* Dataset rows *
****************

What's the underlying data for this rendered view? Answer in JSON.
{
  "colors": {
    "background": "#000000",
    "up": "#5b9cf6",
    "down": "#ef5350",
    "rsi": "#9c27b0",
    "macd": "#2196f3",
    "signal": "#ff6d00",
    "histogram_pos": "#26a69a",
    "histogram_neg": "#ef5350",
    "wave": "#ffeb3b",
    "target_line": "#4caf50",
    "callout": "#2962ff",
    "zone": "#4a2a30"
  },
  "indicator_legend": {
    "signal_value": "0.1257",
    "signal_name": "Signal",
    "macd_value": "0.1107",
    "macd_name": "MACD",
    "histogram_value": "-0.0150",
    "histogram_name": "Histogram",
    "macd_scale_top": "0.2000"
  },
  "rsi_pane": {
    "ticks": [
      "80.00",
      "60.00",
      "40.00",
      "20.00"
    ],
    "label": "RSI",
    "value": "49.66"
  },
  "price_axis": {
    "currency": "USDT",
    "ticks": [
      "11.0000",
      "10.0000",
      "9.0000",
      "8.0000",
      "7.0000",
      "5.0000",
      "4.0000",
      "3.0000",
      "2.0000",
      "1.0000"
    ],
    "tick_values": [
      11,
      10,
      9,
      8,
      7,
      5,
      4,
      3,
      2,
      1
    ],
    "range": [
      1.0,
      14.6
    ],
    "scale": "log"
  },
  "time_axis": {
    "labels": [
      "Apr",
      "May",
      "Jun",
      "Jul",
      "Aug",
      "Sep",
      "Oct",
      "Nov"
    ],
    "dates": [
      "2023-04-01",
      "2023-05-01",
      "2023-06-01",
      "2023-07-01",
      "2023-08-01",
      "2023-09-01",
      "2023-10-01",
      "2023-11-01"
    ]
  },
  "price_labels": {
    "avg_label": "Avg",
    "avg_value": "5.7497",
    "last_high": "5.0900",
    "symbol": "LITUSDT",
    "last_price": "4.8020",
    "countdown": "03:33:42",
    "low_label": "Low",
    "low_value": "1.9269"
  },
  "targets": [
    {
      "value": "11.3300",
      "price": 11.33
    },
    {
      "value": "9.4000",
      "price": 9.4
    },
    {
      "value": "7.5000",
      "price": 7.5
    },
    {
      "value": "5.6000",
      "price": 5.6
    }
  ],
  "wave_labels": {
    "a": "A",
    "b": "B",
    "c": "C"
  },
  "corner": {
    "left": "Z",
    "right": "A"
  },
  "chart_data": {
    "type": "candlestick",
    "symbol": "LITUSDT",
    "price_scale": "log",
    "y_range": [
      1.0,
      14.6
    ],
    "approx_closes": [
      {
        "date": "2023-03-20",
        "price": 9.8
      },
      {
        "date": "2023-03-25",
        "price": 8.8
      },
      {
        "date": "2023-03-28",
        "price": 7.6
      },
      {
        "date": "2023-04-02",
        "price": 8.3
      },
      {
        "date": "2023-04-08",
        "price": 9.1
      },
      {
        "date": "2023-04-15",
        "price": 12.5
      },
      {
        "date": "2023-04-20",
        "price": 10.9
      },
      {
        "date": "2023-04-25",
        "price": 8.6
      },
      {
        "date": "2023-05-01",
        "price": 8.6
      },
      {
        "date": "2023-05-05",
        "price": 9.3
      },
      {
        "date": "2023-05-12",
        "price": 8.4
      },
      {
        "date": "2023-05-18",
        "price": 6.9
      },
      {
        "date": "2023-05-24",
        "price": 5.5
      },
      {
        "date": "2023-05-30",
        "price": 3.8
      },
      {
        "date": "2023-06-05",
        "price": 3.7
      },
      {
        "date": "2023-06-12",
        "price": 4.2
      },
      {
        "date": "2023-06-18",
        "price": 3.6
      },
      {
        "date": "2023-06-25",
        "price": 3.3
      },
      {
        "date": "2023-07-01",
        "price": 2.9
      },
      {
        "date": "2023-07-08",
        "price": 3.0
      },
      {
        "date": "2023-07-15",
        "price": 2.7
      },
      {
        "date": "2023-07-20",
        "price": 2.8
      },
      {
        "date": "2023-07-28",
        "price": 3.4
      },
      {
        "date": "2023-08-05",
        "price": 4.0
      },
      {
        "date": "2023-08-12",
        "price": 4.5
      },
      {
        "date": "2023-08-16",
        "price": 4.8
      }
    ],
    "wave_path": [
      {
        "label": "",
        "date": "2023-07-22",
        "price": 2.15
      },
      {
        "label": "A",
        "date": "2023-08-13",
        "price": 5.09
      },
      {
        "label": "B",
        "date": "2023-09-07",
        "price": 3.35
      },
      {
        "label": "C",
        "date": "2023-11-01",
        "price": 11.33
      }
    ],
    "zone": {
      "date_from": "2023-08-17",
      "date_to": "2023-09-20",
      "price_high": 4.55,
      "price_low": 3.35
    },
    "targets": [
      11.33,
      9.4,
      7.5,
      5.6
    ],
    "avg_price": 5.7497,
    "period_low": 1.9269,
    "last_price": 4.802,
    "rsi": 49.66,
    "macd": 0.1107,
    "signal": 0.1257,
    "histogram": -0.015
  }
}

****************

Give the entries again in full, exactly as they are written.

What's the underlying data for this rendered view? Answer in JSON.
{
  "colors": {
    "background": "#000000",
    "up": "#5b9cf6",
    "down": "#ef5350",
    "rsi": "#9c27b0",
    "macd": "#2196f3",
    "signal": "#ff6d00",
    "histogram_pos": "#26a69a",
    "histogram_neg": "#ef5350",
    "wave": "#ffeb3b",
    "target_line": "#4caf50",
    "callout": "#2962ff",
    "zone": "#4a2a30"
  },
  "indicator_legend": {
    "signal_value": "0.1257",
    "signal_name": "Signal",
    "macd_value": "0.1107",
    "macd_name": "MACD",
    "histogram_value": "-0.0150",
    "histogram_name": "Histogram",
    "macd_scale_top": "0.2000"
  },
  "rsi_pane": {
    "ticks": [
      "80.00",
      "60.00",
      "40.00",
      "20.00"
    ],
    "label": "RSI",
    "value": "49.66"
  },
  "price_axis": {
    "currency": "USDT",
    "ticks": [
      "11.0000",
      "10.0000",
      "9.0000",
      "8.0000",
      "7.0000",
      "5.0000",
      "4.0000",
      "3.0000",
      "2.0000",
      "1.0000"
    ],
    "tick_values": [
      11,
      10,
      9,
      8,
      7,
      5,
      4,
      3,
      2,
      1
    ],
    "range": [
      1.0,
      14.6
    ],
    "scale": "log"
  },
  "time_axis": {
    "labels": [
      "Apr",
      "May",
      "Jun",
      "Jul",
      "Aug",
      "Sep",
      "Oct",
      "Nov"
    ],
    "dates": [
      "2023-04-01",
      "2023-05-01",
      "2023-06-01",
      "2023-07-01",
      "2023-08-01",
      "2023-09-01",
      "2023-10-01",
      "2023-11-01"
    ]
  },
  "price_labels": {
    "avg_label": "Avg",
    "avg_value": "5.7497",
    "last_high": "5.0900",
    "symbol": "LITUSDT",
    "last_price": "4.8020",
    "countdown": "03:33:42",
    "low_label": "Low",
    "low_value": "1.9269"
  },
  "targets": [
    {
      "value": "11.3300",
      "price": 11.33
    },
    {
      "value": "9.4000",
      "price": 9.4
    },
    {
      "value": "7.5000",
      "price": 7.5
    },
    {
      "value": "5.6000",
      "price": 5.6
    }
  ],
  "wave_labels": {
    "a": "A",
    "b": "B",
    "c": "C"
  },
  "corner": {
    "left": "Z",
    "right": "A"
  },
  "chart_data": {
    "type": "candlestick",
    "symbol": "LITUSDT",
    "price_scale": "log",
    "y_range": [
      1.0,
      14.6
    ],
    "approx_closes": [
      {
        "date": "2023-03-20",
        "price": 9.8
      },
      {
        "date": "2023-03-25",
        "price": 8.8
      },
      {
        "date": "2023-03-28",
        "price": 7.6
      },
      {
        "date": "2023-04-02",
        "price": 8.3
      },
      {
        "date": "2023-04-08",
        "price": 9.1
      },
      {
        "date": "2023-04-15",
        "price": 12.5
      },
      {
        "date": "2023-04-20",
        "price": 10.9
      },
      {
        "date": "2023-04-25",
        "price": 8.6
      },
      {
        "date": "2023-05-01",
        "price": 8.6
      },
      {
        "date": "2023-05-05",
        "price": 9.3
      },
      {
        "date": "2023-05-12",
        "price": 8.4
      },
      {
        "date": "2023-05-18",
        "price": 6.9
      },
      {
        "date": "2023-05-24",
        "price": 5.5
      },
      {
        "date": "2023-05-30",
        "price": 3.8
      },
      {
        "date": "2023-06-05",
        "price": 3.7
      },
      {
        "date": "2023-06-12",
        "price": 4.2
      },
      {
        "date": "2023-06-18",
        "price": 3.6
      },
      {
        "date": "2023-06-25",
        "price": 3.3
      },
      {
        "date": "2023-07-01",
        "price": 2.9
      },
      {
        "date": "2023-07-08",
        "price": 3.0
      },
      {
        "date": "2023-07-15",
        "price": 2.7
      },
      {
        "date": "2023-07-20",
        "price": 2.8
      },
      {
        "date": "2023-07-28",
        "price": 3.4
      },
      {
        "date": "2023-08-05",
        "price": 4.0
      },
      {
        "date": "2023-08-12",
        "price": 4.5
      },
      {
        "date": "2023-08-16",
        "price": 4.8
      }
    ],
    "wave_path": [
      {
        "label": "",
        "date": "2023-07-22",
        "price": 2.15
      },
      {
        "label": "A",
        "date": "2023-08-13",
        "price": 5.09
      },
      {
        "label": "B",
        "date": "2023-09-07",
        "price": 3.35
      },
      {
        "label": "C",
        "date": "2023-11-01",
        "price": 11.33
      }
    ],
    "zone": {
      "date_from": "2023-08-17",
      "date_to": "2023-09-20",
      "price_high": 4.55,
      "price_low": 3.35
    },
    "targets": [
      11.33,
      9.4,
      7.5,
      5.6
    ],
    "avg_price": 5.7497,
    "period_low": 1.9269,
    "last_price": 4.802,
    "rsi": 49.66,
    "macd": 0.1107,
    "signal": 0.1257,
    "histogram": -0.015
  }
}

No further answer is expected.